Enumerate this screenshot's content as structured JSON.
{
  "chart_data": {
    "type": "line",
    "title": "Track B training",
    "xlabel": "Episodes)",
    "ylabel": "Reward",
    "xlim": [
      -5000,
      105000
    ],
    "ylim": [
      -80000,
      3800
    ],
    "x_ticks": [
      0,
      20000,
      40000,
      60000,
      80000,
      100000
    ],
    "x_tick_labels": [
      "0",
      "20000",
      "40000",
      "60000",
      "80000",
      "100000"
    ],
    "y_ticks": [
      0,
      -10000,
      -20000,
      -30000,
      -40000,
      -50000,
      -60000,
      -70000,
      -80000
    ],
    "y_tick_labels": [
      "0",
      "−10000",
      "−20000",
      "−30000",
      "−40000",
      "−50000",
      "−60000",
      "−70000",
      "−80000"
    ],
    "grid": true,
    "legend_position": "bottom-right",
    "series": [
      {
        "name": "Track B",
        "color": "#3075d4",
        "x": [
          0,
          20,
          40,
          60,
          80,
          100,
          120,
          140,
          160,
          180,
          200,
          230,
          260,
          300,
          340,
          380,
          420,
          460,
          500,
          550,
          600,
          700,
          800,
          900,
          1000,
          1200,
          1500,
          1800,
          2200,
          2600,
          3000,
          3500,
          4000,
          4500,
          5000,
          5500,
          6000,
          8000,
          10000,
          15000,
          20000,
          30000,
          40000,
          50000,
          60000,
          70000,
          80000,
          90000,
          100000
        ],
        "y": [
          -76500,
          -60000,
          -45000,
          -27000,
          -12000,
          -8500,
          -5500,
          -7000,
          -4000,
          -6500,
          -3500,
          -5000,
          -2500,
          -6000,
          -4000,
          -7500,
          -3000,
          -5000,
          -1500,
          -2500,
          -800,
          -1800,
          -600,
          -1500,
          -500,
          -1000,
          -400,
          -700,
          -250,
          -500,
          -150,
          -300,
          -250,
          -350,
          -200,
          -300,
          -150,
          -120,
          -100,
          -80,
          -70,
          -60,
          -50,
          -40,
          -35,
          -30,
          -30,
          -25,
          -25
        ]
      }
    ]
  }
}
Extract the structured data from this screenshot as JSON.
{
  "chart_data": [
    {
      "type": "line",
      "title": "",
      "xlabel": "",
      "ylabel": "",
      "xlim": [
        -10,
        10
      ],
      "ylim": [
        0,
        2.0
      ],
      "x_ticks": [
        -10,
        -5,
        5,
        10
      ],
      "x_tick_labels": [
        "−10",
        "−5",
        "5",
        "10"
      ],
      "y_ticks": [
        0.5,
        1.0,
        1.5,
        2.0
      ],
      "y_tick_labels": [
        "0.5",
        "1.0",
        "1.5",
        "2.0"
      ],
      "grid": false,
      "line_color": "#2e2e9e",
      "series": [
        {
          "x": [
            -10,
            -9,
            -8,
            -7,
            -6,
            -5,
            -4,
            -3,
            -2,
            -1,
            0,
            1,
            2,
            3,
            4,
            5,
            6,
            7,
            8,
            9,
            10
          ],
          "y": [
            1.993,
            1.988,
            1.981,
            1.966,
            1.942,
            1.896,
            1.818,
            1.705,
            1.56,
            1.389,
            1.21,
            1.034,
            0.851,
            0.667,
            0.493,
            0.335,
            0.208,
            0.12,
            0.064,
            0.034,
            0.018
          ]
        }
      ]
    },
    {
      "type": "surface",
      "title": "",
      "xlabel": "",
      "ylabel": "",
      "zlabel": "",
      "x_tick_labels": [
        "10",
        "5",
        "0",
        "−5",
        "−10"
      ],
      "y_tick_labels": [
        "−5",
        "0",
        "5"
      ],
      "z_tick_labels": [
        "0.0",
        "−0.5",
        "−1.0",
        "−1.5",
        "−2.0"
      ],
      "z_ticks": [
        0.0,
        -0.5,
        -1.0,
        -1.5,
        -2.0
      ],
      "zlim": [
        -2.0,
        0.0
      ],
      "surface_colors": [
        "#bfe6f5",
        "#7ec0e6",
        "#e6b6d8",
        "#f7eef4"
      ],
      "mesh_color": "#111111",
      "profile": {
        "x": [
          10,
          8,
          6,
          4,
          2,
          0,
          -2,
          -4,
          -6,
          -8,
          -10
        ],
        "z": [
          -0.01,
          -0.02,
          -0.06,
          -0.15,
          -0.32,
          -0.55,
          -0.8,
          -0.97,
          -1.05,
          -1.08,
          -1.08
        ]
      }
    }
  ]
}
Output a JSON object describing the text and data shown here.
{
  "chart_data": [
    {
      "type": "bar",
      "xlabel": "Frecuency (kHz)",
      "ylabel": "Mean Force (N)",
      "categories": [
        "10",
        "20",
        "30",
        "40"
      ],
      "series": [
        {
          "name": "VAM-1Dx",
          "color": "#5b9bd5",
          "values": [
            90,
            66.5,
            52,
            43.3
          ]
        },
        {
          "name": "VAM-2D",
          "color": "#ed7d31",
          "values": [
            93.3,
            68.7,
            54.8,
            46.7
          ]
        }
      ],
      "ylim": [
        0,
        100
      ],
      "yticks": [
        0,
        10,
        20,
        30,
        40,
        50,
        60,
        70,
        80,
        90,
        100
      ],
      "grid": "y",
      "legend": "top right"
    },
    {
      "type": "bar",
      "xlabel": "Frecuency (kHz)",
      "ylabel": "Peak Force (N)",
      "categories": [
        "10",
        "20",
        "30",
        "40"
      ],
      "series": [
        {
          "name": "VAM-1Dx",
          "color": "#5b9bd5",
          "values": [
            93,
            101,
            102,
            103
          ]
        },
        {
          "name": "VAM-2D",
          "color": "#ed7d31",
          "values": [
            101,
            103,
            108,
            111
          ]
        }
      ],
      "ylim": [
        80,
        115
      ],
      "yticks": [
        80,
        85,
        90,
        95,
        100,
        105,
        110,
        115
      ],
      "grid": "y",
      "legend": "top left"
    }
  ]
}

+ + + + +

PROBLEM TO SOLVE:
Search the listing for the word "Force" and return each line that holds it.

THE COMPLETED TASK:
      "ylabel": "Mean Force (N)",
      "ylabel": "Peak Force (N)",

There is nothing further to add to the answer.